▶ [REQUIREMENT]:
Return each line below that contains the string "ارسال".

▶ [RECORDS FOR PROCESSING]:
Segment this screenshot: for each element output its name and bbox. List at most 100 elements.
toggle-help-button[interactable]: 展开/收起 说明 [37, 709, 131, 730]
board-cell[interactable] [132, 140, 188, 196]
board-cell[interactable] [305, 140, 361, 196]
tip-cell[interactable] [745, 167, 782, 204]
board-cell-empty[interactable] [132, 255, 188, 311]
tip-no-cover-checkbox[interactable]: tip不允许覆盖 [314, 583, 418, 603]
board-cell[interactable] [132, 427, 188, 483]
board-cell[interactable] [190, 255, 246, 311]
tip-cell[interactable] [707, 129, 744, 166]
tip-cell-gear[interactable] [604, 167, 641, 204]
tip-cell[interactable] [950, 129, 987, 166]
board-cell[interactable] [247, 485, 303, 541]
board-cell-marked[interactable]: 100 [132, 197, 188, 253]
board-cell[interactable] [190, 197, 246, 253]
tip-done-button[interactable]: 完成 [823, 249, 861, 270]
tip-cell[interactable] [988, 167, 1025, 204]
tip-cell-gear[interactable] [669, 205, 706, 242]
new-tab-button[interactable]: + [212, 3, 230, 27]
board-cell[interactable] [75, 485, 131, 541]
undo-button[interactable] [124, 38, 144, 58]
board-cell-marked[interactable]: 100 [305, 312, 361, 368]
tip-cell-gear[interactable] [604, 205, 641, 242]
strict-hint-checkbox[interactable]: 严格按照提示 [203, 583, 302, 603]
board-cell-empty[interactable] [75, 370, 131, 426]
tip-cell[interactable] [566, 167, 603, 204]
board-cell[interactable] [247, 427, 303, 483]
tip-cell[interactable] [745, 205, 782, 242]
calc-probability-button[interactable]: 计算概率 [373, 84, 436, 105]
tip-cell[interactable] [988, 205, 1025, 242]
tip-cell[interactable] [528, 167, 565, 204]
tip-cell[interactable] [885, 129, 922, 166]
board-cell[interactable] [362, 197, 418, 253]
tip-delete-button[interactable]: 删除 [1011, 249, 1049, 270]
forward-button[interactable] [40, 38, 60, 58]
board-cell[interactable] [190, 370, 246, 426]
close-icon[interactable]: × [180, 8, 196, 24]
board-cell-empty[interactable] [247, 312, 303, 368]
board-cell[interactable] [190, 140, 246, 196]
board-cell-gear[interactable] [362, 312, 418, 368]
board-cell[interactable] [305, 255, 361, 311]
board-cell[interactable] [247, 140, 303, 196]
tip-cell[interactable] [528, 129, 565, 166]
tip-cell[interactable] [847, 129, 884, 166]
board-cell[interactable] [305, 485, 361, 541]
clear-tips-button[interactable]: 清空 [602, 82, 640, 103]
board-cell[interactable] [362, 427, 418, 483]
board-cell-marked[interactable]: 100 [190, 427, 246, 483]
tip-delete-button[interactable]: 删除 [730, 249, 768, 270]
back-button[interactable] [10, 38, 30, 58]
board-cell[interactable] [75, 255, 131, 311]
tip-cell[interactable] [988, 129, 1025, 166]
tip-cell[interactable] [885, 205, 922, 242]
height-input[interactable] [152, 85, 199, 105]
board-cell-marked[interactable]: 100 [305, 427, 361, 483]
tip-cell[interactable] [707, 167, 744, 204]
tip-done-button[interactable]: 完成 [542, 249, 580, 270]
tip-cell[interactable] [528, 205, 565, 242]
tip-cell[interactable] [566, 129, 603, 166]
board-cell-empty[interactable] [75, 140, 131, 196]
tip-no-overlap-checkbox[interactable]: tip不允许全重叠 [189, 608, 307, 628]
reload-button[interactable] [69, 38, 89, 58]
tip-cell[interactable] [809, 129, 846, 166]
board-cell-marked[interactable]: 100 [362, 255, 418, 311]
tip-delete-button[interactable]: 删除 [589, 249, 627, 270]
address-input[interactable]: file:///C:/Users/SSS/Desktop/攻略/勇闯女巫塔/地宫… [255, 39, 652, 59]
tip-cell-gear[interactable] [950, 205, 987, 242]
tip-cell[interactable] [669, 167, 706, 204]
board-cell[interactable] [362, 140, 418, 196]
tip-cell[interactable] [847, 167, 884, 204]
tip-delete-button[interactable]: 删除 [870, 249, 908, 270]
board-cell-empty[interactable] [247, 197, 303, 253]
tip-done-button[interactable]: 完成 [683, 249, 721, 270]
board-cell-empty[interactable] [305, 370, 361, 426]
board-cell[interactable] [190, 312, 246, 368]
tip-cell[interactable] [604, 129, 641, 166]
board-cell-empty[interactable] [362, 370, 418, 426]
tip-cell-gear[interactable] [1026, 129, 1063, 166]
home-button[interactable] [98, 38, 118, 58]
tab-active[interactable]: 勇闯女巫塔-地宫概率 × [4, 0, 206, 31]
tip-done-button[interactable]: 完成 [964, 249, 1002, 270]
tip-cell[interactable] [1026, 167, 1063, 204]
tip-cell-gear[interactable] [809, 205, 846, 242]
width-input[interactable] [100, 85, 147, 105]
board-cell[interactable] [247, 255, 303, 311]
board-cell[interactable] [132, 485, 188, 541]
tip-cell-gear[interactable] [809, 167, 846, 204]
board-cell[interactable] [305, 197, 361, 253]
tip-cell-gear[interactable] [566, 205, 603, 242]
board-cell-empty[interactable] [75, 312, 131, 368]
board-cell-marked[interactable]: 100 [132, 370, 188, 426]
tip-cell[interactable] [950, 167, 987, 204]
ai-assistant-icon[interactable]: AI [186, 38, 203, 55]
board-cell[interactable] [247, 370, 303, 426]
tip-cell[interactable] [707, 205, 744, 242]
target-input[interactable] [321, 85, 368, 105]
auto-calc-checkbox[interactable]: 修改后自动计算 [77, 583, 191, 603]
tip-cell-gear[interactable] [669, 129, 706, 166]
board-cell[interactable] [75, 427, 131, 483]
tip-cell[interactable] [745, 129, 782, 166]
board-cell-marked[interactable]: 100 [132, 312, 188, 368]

---

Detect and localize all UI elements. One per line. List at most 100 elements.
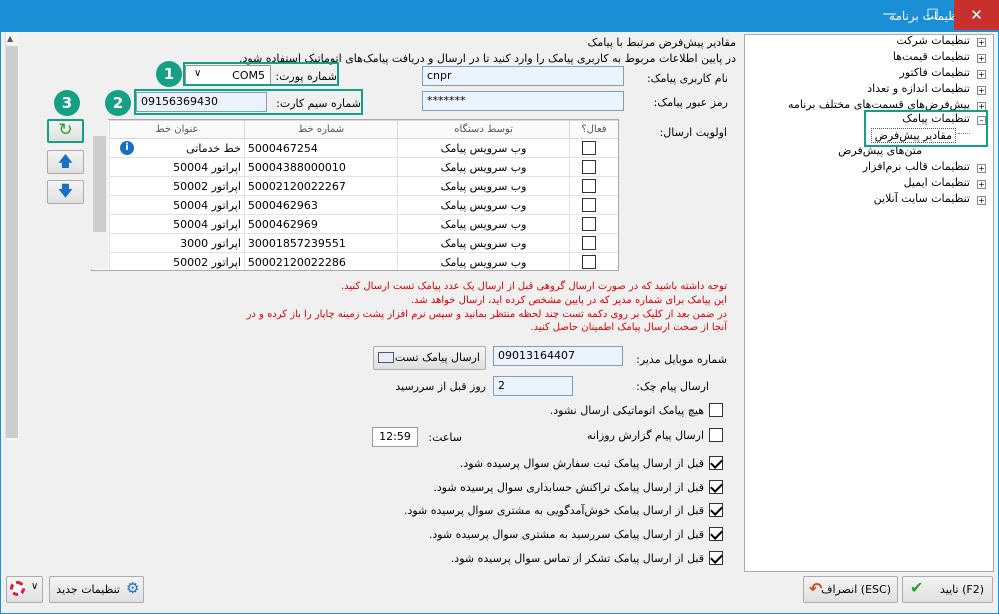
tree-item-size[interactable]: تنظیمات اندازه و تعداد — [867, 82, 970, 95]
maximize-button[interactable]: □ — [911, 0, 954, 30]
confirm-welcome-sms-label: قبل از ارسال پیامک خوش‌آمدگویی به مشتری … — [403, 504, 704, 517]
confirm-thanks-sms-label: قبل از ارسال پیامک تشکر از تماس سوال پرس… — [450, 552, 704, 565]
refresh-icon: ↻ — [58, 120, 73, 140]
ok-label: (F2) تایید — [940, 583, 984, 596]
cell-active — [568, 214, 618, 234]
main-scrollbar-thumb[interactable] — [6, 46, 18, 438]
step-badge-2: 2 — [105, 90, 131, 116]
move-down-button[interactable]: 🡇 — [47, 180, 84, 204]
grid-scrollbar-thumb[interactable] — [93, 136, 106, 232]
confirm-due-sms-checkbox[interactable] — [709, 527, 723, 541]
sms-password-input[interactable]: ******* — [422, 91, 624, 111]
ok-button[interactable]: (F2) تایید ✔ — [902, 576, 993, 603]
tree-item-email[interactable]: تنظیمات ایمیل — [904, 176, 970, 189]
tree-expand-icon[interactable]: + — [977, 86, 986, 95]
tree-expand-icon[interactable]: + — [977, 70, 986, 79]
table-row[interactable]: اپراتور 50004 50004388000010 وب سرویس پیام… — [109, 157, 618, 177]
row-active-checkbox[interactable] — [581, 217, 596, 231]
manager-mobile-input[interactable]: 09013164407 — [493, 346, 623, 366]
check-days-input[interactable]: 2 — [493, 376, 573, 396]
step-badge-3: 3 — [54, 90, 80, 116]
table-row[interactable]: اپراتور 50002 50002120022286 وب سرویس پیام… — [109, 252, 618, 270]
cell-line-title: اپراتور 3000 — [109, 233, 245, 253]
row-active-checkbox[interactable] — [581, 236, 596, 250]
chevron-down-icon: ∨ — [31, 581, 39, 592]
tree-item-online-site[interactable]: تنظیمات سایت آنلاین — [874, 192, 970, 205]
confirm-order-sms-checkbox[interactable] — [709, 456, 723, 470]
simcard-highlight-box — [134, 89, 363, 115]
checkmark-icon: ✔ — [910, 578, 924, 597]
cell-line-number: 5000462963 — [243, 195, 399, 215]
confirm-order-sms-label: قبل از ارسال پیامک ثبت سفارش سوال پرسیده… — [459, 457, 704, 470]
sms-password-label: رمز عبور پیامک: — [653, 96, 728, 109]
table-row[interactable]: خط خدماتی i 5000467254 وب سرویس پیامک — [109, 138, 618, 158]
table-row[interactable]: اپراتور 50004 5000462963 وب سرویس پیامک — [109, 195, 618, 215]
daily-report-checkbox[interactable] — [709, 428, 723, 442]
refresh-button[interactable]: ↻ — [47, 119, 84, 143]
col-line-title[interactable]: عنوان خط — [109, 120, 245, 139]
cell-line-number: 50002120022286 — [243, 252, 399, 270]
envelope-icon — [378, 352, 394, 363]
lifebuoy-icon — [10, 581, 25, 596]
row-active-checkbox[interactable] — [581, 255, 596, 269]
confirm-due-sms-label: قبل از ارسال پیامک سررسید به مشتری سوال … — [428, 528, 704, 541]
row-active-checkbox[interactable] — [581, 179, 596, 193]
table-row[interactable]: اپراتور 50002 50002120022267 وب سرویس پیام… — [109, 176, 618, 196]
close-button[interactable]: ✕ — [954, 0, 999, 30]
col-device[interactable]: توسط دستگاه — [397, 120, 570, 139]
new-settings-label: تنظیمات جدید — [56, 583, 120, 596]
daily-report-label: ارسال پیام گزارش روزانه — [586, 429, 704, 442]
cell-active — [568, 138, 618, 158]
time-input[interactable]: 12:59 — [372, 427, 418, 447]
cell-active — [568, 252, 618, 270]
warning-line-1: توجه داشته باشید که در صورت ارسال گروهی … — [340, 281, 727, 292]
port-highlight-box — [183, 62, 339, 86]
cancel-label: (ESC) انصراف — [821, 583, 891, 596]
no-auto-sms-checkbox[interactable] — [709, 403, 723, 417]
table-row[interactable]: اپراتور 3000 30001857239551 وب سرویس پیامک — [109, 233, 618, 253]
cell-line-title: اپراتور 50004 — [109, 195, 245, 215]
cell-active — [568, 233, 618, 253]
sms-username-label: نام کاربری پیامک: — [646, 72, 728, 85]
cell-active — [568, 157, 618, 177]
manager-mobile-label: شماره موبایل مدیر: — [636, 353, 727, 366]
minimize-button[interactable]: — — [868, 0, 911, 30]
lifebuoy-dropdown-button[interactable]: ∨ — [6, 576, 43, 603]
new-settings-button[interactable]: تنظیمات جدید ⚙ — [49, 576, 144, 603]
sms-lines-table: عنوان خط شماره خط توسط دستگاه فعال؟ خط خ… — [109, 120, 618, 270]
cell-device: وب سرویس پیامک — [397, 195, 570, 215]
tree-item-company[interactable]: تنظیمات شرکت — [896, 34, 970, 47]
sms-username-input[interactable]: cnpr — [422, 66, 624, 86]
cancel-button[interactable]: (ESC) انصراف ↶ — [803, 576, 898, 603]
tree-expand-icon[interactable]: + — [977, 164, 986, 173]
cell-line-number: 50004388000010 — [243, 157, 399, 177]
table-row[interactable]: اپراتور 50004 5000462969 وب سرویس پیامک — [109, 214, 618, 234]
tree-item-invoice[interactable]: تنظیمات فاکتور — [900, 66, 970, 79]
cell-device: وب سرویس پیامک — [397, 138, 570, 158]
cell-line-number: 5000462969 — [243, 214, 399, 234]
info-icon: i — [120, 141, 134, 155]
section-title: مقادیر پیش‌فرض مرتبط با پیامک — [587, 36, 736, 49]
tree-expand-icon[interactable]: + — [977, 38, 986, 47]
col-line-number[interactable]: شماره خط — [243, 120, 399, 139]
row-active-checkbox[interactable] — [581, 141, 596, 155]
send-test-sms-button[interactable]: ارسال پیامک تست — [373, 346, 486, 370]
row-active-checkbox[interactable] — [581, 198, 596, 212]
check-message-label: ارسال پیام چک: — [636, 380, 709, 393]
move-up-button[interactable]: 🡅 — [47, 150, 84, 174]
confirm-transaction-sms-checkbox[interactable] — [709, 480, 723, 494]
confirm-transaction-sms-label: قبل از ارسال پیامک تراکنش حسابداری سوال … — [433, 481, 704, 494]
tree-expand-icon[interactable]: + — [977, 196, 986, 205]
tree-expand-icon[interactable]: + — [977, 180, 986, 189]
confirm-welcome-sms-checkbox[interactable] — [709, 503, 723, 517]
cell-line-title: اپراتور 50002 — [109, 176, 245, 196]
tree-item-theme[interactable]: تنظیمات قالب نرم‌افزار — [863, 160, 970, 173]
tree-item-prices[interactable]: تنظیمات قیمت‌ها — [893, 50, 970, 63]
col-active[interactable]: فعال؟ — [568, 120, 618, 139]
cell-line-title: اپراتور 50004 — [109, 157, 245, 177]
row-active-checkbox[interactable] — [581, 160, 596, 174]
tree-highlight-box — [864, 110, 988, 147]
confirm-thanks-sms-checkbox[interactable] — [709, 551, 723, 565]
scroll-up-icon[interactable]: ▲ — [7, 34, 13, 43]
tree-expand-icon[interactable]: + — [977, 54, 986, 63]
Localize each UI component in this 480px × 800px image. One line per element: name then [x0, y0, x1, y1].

▶ [COMPLETE ANSWER]:
confirm-welcome-sms-label: قبل از ارسال پیامک خوش‌آمدگویی به مشتری … — [403, 504, 704, 517]
confirm-thanks-sms-label: قبل از ارسال پیامک تشکر از تماس سوال پرس… — [450, 552, 704, 565]
confirm-order-sms-label: قبل از ارسال پیامک ثبت سفارش سوال پرسیده… — [459, 457, 704, 470]
confirm-due-sms-label: قبل از ارسال پیامک سررسید به مشتری سوال … — [428, 528, 704, 541]
daily-report-label: ارسال پیام گزارش روزانه — [586, 429, 704, 442]
warning-line-1: توجه داشته باشید که در صورت ارسال گروهی … — [340, 281, 727, 292]
send-test-sms-button[interactable]: ارسال پیامک تست — [373, 346, 486, 370]
check-message-label: ارسال پیام چک: — [636, 380, 709, 393]
confirm-transaction-sms-label: قبل از ارسال پیامک تراکنش حسابداری سوال … — [433, 481, 704, 494]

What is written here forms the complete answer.